(Records from a data collection)
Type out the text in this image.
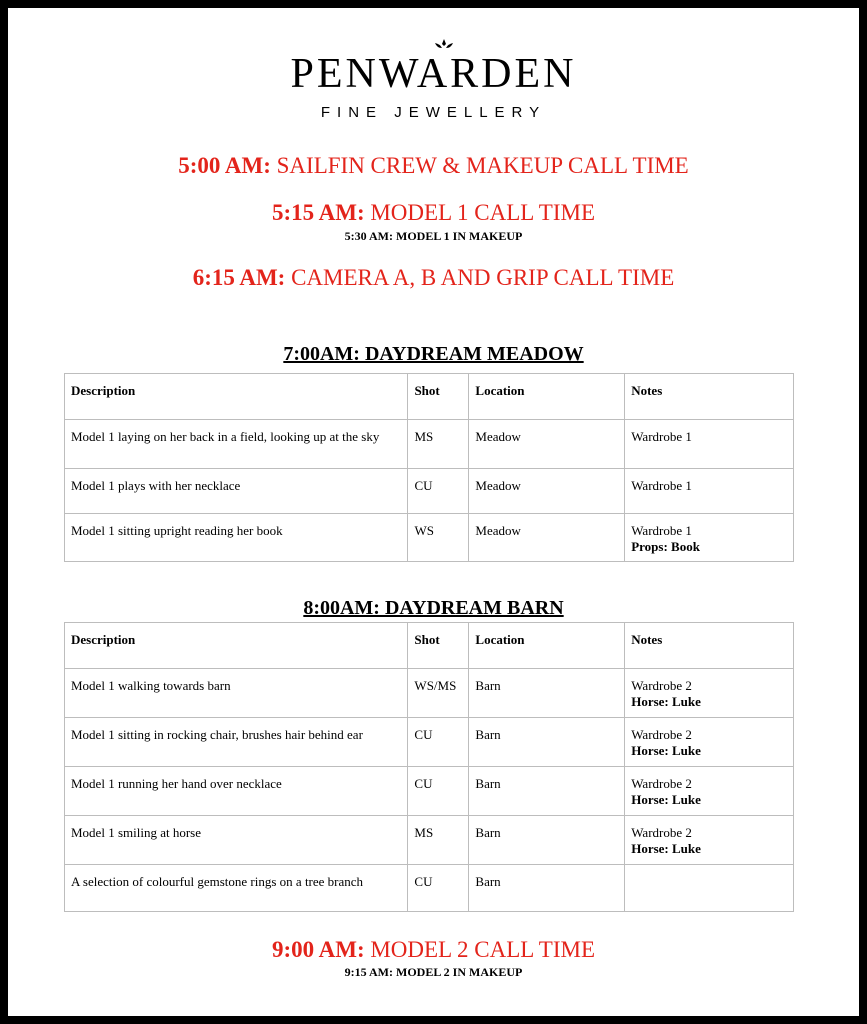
PENWARDEN
FINE JEWELLERY
5:00 AM: SAILFIN CREW & MAKEUP CALL TIME
5:15 AM: MODEL 1 CALL TIME
5:30 AM: MODEL 1 IN MAKEUP
6:15 AM: CAMERA A, B AND GRIP CALL TIME
7:00AM: DAYDREAM MEADOW
Description	Shot	Location	Notes
Model 1 laying on her back in a field, looking up at the sky	MS	Meadow	Wardrobe 1

Model 1 plays with her necklace	CU	Meadow	Wardrobe 1

Model 1 sitting upright reading her book	WS	Meadow	Wardrobe 1
Props: Book
8:00AM: DAYDREAM BARN
Description	Shot	Location	Notes
Model 1 walking towards barn	WS/MS	Barn	Wardrobe 2
Horse: Luke

Model 1 sitting in rocking chair, brushes hair behind ear	CU	Barn	Wardrobe 2
Horse: Luke

Model 1 running her hand over necklace	CU	Barn	Wardrobe 2
Horse: Luke

Model 1 smiling at horse	MS	Barn	Wardrobe 2
Horse: Luke

A selection of colourful gemstone rings on a tree branch	CU	Barn	
9:00 AM: MODEL 2 CALL TIME
9:15 AM: MODEL 2 IN MAKEUP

» **Instructions to follow**:
Quote the material in full and exactly; do not carry over its pictures.

» **Answer below**:
Type out the text in this image.
PENWARDEN
FINE JEWELLERY
5:00 AM: SAILFIN CREW & MAKEUP CALL TIME
5:15 AM: MODEL 1 CALL TIME
5:30 AM: MODEL 1 IN MAKEUP
6:15 AM: CAMERA A, B AND GRIP CALL TIME
7:00AM: DAYDREAM MEADOW
Description	Shot	Location	Notes
Model 1 laying on her back in a field, looking up at the sky	MS	Meadow	Wardrobe 1

Model 1 plays with her necklace	CU	Meadow	Wardrobe 1

Model 1 sitting upright reading her book	WS	Meadow	Wardrobe 1
Props: Book
8:00AM: DAYDREAM BARN
Description	Shot	Location	Notes
Model 1 walking towards barn	WS/MS	Barn	Wardrobe 2
Horse: Luke

Model 1 sitting in rocking chair, brushes hair behind ear	CU	Barn	Wardrobe 2
Horse: Luke

Model 1 running her hand over necklace	CU	Barn	Wardrobe 2
Horse: Luke

Model 1 smiling at horse	MS	Barn	Wardrobe 2
Horse: Luke

A selection of colourful gemstone rings on a tree branch	CU	Barn	
9:00 AM: MODEL 2 CALL TIME
9:15 AM: MODEL 2 IN MAKEUP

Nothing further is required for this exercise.